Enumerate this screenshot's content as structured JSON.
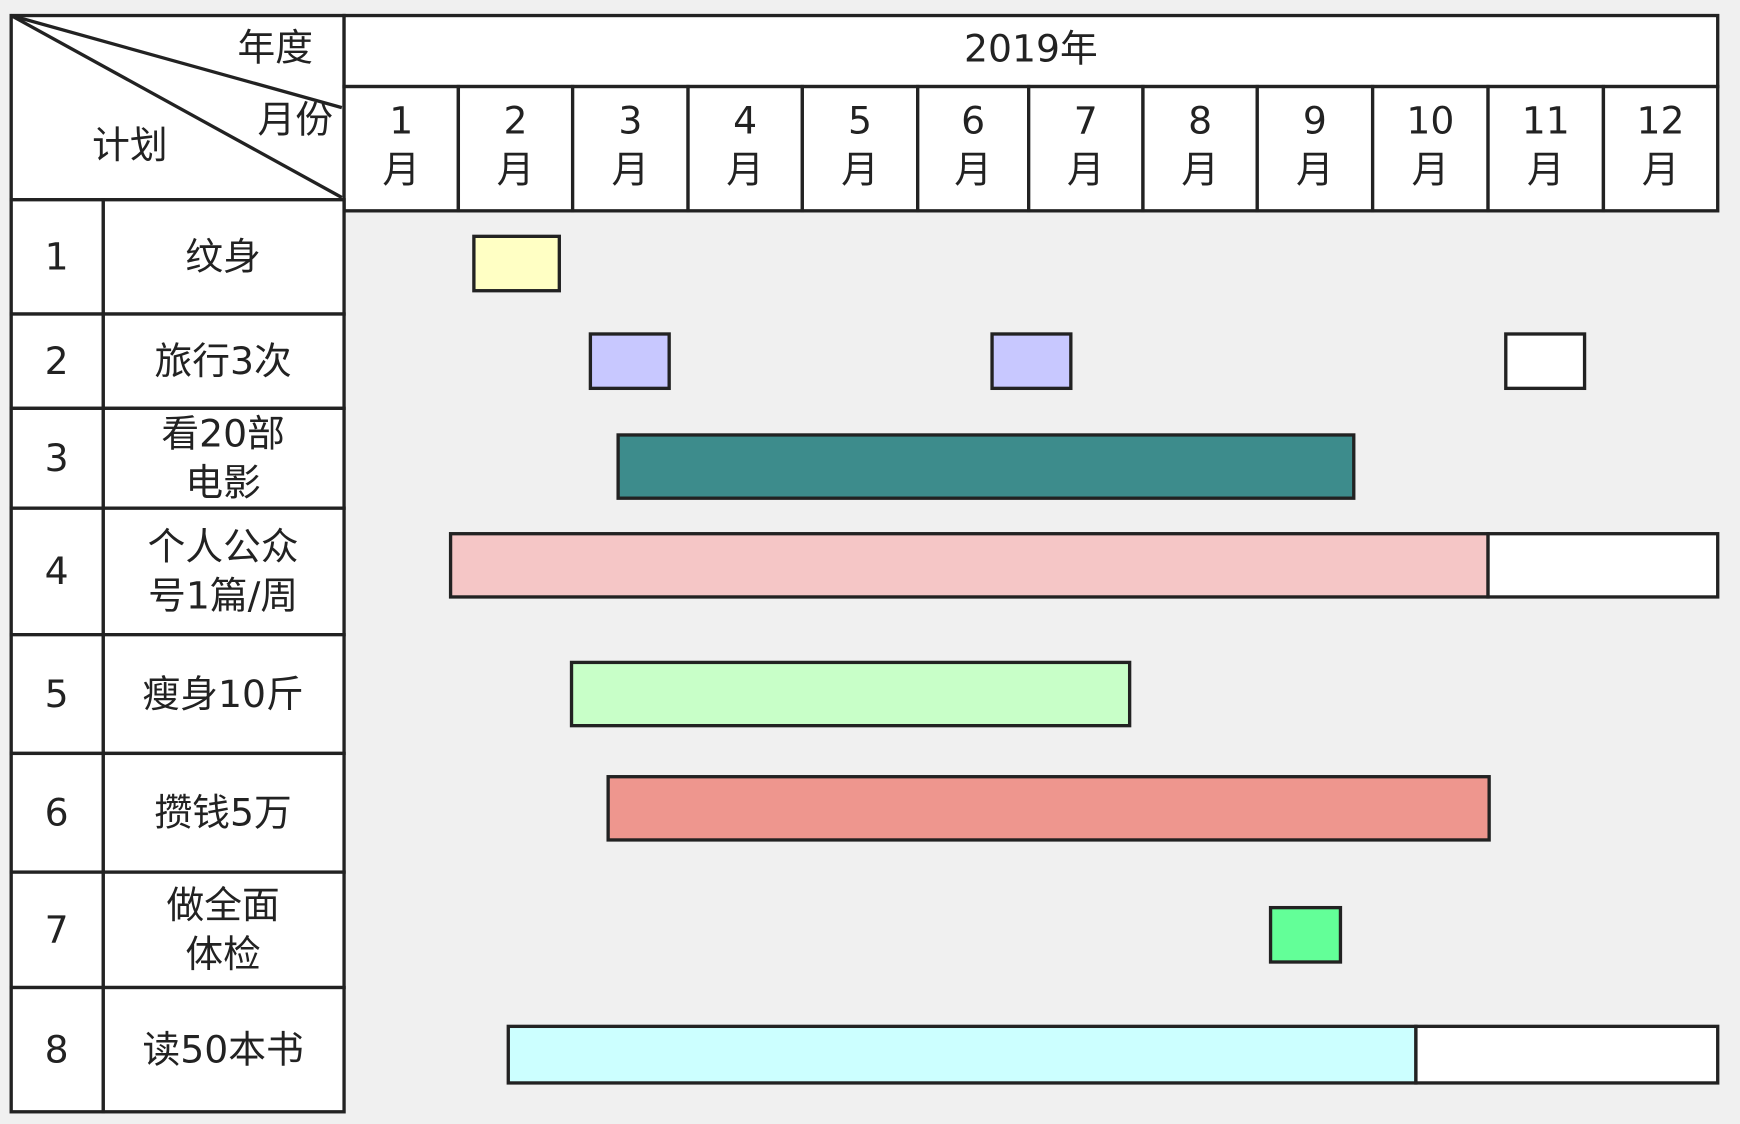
{
  "header": {
    "year_label": "年度",
    "month_label": "月份",
    "plan_label": "计划",
    "year": "2019年",
    "months": [
      [
        "1",
        "月"
      ],
      [
        "2",
        "月"
      ],
      [
        "3",
        "月"
      ],
      [
        "4",
        "月"
      ],
      [
        "5",
        "月"
      ],
      [
        "6",
        "月"
      ],
      [
        "7",
        "月"
      ],
      [
        "8",
        "月"
      ],
      [
        "9",
        "月"
      ],
      [
        "10",
        "月"
      ],
      [
        "11",
        "月"
      ],
      [
        "12",
        "月"
      ]
    ]
  },
  "rows": [
    {
      "no": "1",
      "task": [
        "纹身"
      ]
    },
    {
      "no": "2",
      "task": [
        "旅行3次"
      ]
    },
    {
      "no": "3",
      "task": [
        "看20部",
        "电影"
      ]
    },
    {
      "no": "4",
      "task": [
        "个人公众",
        "号1篇/周"
      ]
    },
    {
      "no": "5",
      "task": [
        "瘦身10斤"
      ]
    },
    {
      "no": "6",
      "task": [
        "攒钱5万"
      ]
    },
    {
      "no": "7",
      "task": [
        "做全面",
        "体检"
      ]
    },
    {
      "no": "8",
      "task": [
        "读50本书"
      ]
    }
  ]
}
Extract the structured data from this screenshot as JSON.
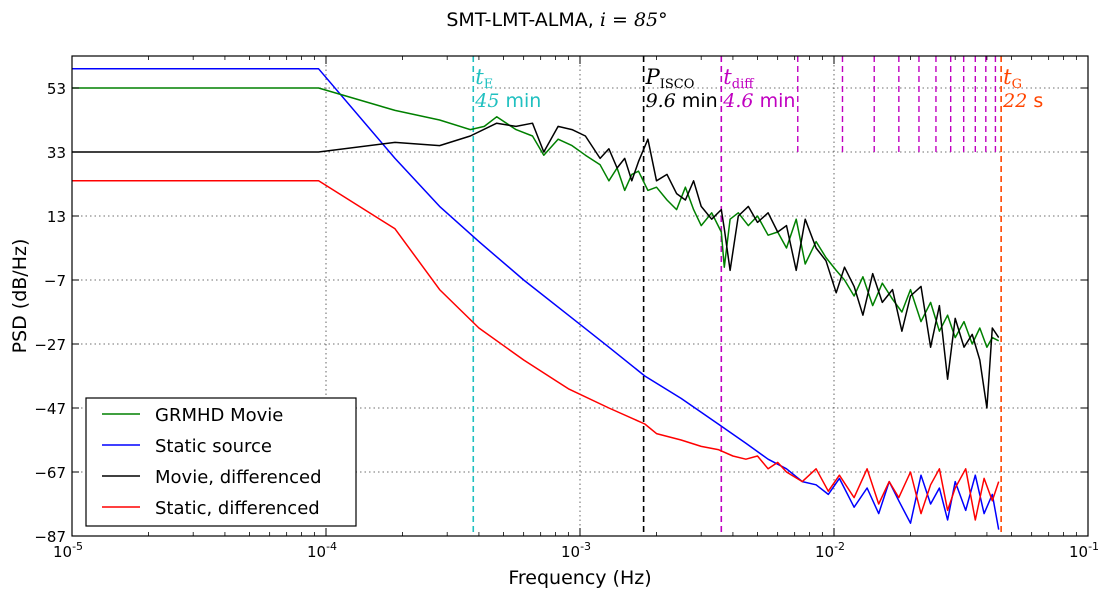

══════════

Short task: Check each line of the entries for the string "this". Copy the lines that have it.

Complete output:
Enumerate this screenshot's content as structured JSON.
Extract the structured data from this screenshot as JSON.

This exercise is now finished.